(What is required): Where the data below has the string "GRADNJA", return the whole line.

.....

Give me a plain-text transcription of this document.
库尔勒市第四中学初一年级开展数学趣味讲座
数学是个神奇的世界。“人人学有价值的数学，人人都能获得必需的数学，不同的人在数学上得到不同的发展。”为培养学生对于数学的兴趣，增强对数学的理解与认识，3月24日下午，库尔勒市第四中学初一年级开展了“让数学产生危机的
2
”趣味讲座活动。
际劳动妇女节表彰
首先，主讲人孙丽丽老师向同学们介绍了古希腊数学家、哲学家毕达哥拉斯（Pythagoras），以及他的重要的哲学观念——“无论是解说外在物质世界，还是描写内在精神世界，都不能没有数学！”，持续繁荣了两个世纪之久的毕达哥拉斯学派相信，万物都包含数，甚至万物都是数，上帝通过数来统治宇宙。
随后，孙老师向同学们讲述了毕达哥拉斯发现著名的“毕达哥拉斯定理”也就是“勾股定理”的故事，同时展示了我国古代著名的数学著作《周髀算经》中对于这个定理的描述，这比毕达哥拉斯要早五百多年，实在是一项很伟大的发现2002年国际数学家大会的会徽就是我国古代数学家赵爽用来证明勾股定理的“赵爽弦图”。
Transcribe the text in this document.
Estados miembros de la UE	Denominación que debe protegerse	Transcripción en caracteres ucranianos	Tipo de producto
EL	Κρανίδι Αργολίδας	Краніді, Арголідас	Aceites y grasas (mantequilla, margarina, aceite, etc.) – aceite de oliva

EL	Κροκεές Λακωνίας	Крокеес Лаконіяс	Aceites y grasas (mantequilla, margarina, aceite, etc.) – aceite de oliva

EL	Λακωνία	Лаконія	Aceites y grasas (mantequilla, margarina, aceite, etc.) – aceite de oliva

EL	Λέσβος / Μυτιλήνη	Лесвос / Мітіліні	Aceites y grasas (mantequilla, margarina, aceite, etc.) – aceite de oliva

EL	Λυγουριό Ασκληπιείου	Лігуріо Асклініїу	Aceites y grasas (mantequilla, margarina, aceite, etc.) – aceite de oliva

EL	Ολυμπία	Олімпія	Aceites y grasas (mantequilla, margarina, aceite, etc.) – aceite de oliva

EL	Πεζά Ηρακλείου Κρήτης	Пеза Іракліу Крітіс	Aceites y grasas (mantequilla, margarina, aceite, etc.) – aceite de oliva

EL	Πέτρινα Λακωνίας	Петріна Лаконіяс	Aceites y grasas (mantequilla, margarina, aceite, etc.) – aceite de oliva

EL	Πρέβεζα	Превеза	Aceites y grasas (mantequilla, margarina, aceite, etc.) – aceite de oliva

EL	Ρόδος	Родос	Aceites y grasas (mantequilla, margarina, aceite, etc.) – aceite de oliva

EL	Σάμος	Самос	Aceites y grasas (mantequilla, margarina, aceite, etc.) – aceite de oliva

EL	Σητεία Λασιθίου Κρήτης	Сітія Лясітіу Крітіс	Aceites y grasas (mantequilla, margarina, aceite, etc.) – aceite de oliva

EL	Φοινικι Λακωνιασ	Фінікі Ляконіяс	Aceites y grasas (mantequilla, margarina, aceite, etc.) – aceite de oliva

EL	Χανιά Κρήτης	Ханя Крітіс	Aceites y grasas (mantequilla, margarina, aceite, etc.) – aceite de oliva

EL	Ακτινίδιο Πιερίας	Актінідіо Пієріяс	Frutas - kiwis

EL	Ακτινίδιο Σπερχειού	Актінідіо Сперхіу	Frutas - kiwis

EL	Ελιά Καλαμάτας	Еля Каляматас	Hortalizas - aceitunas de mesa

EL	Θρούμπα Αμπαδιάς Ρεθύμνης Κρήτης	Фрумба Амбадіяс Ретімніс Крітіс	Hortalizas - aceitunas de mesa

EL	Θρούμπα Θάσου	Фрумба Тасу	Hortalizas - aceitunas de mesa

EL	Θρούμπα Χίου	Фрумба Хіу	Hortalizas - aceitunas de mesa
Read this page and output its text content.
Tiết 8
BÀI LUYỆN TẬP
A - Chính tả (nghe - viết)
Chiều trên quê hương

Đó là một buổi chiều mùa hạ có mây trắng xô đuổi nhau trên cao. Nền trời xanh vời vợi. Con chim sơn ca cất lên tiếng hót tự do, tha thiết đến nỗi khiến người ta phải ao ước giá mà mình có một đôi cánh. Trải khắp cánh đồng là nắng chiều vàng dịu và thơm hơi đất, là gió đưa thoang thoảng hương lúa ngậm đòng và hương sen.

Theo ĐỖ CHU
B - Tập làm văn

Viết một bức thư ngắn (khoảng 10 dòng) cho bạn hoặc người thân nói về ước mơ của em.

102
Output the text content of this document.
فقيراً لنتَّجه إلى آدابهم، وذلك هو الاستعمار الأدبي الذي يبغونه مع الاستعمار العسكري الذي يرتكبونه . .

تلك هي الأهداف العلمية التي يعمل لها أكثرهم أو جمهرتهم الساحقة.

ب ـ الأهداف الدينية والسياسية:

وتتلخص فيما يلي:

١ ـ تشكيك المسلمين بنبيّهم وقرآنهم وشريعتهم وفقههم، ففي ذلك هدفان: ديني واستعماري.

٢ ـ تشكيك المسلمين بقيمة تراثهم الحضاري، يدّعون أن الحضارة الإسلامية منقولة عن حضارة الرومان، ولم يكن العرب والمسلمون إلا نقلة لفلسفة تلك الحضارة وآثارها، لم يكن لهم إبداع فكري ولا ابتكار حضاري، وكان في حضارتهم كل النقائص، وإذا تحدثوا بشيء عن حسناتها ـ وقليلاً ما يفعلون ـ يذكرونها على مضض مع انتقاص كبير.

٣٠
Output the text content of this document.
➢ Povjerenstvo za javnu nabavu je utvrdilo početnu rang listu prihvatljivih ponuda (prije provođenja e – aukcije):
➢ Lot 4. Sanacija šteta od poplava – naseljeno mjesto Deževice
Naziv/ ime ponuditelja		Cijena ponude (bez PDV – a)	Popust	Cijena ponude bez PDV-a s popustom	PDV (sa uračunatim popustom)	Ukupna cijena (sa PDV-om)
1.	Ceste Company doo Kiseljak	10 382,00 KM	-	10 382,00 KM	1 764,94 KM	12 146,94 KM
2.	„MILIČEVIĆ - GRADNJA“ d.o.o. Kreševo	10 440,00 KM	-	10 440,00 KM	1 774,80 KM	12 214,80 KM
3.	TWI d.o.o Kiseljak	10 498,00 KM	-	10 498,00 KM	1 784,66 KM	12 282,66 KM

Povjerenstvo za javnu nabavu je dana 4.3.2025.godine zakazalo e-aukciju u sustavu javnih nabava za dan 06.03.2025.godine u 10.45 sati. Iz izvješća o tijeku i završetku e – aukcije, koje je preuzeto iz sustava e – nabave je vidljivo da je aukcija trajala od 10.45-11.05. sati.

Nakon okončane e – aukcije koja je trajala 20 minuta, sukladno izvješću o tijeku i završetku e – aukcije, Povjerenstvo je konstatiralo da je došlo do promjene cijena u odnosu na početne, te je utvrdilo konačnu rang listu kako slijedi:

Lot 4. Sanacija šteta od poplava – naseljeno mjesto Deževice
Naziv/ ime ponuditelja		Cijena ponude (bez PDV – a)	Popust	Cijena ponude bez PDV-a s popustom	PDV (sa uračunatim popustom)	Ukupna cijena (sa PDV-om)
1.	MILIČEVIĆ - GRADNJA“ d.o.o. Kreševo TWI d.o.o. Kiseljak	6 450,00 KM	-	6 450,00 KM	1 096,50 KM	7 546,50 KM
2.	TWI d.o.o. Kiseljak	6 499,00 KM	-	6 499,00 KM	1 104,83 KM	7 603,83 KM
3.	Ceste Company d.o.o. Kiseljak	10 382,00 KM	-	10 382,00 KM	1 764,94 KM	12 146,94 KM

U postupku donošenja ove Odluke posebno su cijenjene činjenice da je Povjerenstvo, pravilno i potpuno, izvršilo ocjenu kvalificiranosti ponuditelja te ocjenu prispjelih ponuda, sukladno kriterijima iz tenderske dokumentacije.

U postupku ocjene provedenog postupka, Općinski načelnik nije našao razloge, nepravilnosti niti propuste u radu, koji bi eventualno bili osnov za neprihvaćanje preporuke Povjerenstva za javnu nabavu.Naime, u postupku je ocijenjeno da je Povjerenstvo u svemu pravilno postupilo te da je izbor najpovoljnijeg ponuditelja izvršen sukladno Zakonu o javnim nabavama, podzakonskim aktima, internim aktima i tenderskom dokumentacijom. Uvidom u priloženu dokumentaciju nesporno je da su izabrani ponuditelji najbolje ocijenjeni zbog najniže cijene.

.....

(Task answer):
2.	„MILIČEVIĆ - GRADNJA“ d.o.o. Kreševo	10 440,00 KM	-	10 440,00 KM	1 774,80 KM	12 214,80 KM
1.	MILIČEVIĆ - GRADNJA“ d.o.o. Kreševo TWI d.o.o. Kiseljak	6 450,00 KM	-	6 450,00 KM	1 096,50 KM	7 546,50 KM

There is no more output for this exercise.